AIM: Quote the data below in full, please, without altering anything.

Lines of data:

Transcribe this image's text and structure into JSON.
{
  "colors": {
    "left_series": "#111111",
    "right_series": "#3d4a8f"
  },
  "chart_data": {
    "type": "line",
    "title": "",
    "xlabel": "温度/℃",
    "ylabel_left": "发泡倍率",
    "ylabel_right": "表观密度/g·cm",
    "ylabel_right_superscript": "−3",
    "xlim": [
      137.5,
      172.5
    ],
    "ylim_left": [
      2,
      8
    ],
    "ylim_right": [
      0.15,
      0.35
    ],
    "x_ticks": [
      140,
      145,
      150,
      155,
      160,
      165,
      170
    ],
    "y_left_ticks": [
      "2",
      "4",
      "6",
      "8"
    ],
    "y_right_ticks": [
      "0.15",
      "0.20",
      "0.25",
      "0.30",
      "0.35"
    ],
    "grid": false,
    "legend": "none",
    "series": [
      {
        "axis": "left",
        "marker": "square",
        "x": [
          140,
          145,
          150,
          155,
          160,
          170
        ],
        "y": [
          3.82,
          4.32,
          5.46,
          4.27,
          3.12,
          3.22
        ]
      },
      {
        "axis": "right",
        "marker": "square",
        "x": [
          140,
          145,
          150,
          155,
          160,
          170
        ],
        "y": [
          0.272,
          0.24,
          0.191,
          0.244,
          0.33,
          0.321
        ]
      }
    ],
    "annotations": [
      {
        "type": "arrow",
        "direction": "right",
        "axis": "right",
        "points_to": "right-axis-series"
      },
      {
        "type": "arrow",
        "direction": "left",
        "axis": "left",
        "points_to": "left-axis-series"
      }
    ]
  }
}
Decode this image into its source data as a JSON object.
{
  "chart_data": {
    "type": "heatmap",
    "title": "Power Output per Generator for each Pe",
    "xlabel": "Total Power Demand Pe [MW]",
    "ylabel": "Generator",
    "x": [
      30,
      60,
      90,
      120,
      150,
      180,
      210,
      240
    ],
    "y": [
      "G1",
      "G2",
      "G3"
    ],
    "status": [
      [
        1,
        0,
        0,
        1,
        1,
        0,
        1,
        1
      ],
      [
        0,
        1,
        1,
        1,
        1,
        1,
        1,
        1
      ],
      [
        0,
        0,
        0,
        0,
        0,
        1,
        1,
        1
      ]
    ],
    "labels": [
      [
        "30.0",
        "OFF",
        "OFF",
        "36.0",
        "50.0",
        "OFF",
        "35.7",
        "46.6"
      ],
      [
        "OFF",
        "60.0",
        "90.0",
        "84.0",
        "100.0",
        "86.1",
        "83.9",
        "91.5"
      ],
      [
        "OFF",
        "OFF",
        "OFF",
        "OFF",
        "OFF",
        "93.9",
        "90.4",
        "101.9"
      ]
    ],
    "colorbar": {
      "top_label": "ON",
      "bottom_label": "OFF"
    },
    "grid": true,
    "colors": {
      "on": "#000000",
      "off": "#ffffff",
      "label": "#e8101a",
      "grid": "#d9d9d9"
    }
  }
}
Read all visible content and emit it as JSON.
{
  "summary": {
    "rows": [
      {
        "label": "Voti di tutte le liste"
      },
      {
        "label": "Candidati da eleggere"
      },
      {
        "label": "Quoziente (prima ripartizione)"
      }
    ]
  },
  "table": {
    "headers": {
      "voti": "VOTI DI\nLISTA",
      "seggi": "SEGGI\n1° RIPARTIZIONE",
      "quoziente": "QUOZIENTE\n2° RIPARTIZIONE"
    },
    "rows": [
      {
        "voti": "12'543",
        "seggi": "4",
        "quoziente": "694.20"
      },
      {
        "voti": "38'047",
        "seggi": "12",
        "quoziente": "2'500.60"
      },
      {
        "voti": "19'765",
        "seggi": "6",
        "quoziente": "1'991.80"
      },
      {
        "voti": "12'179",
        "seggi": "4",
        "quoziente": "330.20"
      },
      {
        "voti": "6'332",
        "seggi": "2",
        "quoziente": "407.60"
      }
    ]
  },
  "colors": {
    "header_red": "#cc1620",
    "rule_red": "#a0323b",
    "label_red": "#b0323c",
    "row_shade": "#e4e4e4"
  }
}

PROBLEM SOLUTION:
Transcribe this image's text and structure into JSON.
{
  "colors": {
    "left_series": "#111111",
    "right_series": "#3d4a8f"
  },
  "chart_data": {
    "type": "line",
    "title": "",
    "xlabel": "温度/℃",
    "ylabel_left": "发泡倍率",
    "ylabel_right": "表观密度/g·cm",
    "ylabel_right_superscript": "−3",
    "xlim": [
      137.5,
      172.5
    ],
    "ylim_left": [
      2,
      8
    ],
    "ylim_right": [
      0.15,
      0.35
    ],
    "x_ticks": [
      140,
      145,
      150,
      155,
      160,
      165,
      170
    ],
    "y_left_ticks": [
      "2",
      "4",
      "6",
      "8"
    ],
    "y_right_ticks": [
      "0.15",
      "0.20",
      "0.25",
      "0.30",
      "0.35"
    ],
    "grid": false,
    "legend": "none",
    "series": [
      {
        "axis": "left",
        "marker": "square",
        "x": [
          140,
          145,
          150,
          155,
          160,
          170
        ],
        "y": [
          3.82,
          4.32,
          5.46,
          4.27,
          3.12,
          3.22
        ]
      },
      {
        "axis": "right",
        "marker": "square",
        "x": [
          140,
          145,
          150,
          155,
          160,
          170
        ],
        "y": [
          0.272,
          0.24,
          0.191,
          0.244,
          0.33,
          0.321
        ]
      }
    ],
    "annotations": [
      {
        "type": "arrow",
        "direction": "right",
        "axis": "right",
        "points_to": "right-axis-series"
      },
      {
        "type": "arrow",
        "direction": "left",
        "axis": "left",
        "points_to": "left-axis-series"
      }
    ]
  }
}
Decode this image into its source data as a JSON object.
{
  "chart_data": {
    "type": "heatmap",
    "title": "Power Output per Generator for each Pe",
    "xlabel": "Total Power Demand Pe [MW]",
    "ylabel": "Generator",
    "x": [
      30,
      60,
      90,
      120,
      150,
      180,
      210,
      240
    ],
    "y": [
      "G1",
      "G2",
      "G3"
    ],
    "status": [
      [
        1,
        0,
        0,
        1,
        1,
        0,
        1,
        1
      ],
      [
        0,
        1,
        1,
        1,
        1,
        1,
        1,
        1
      ],
      [
        0,
        0,
        0,
        0,
        0,
        1,
        1,
        1
      ]
    ],
    "labels": [
      [
        "30.0",
        "OFF",
        "OFF",
        "36.0",
        "50.0",
        "OFF",
        "35.7",
        "46.6"
      ],
      [
        "OFF",
        "60.0",
        "90.0",
        "84.0",
        "100.0",
        "86.1",
        "83.9",
        "91.5"
      ],
      [
        "OFF",
        "OFF",
        "OFF",
        "OFF",
        "OFF",
        "93.9",
        "90.4",
        "101.9"
      ]
    ],
    "colorbar": {
      "top_label": "ON",
      "bottom_label": "OFF"
    },
    "grid": true,
    "colors": {
      "on": "#000000",
      "off": "#ffffff",
      "label": "#e8101a",
      "grid": "#d9d9d9"
    }
  }
}
Read all visible content and emit it as JSON.
{
  "summary": {
    "rows": [
      {
        "label": "Voti di tutte le liste"
      },
      {
        "label": "Candidati da eleggere"
      },
      {
        "label": "Quoziente (prima ripartizione)"
      }
    ]
  },
  "table": {
    "headers": {
      "voti": "VOTI DI\nLISTA",
      "seggi": "SEGGI\n1° RIPARTIZIONE",
      "quoziente": "QUOZIENTE\n2° RIPARTIZIONE"
    },
    "rows": [
      {
        "voti": "12'543",
        "seggi": "4",
        "quoziente": "694.20"
      },
      {
        "voti": "38'047",
        "seggi": "12",
        "quoziente": "2'500.60"
      },
      {
        "voti": "19'765",
        "seggi": "6",
        "quoziente": "1'991.80"
      },
      {
        "voti": "12'179",
        "seggi": "4",
        "quoziente": "330.20"
      },
      {
        "voti": "6'332",
        "seggi": "2",
        "quoziente": "407.60"
      }
    ]
  },
  "colors": {
    "header_red": "#cc1620",
    "rule_red": "#a0323b",
    "label_red": "#b0323c",
    "row_shade": "#e4e4e4"
  }
}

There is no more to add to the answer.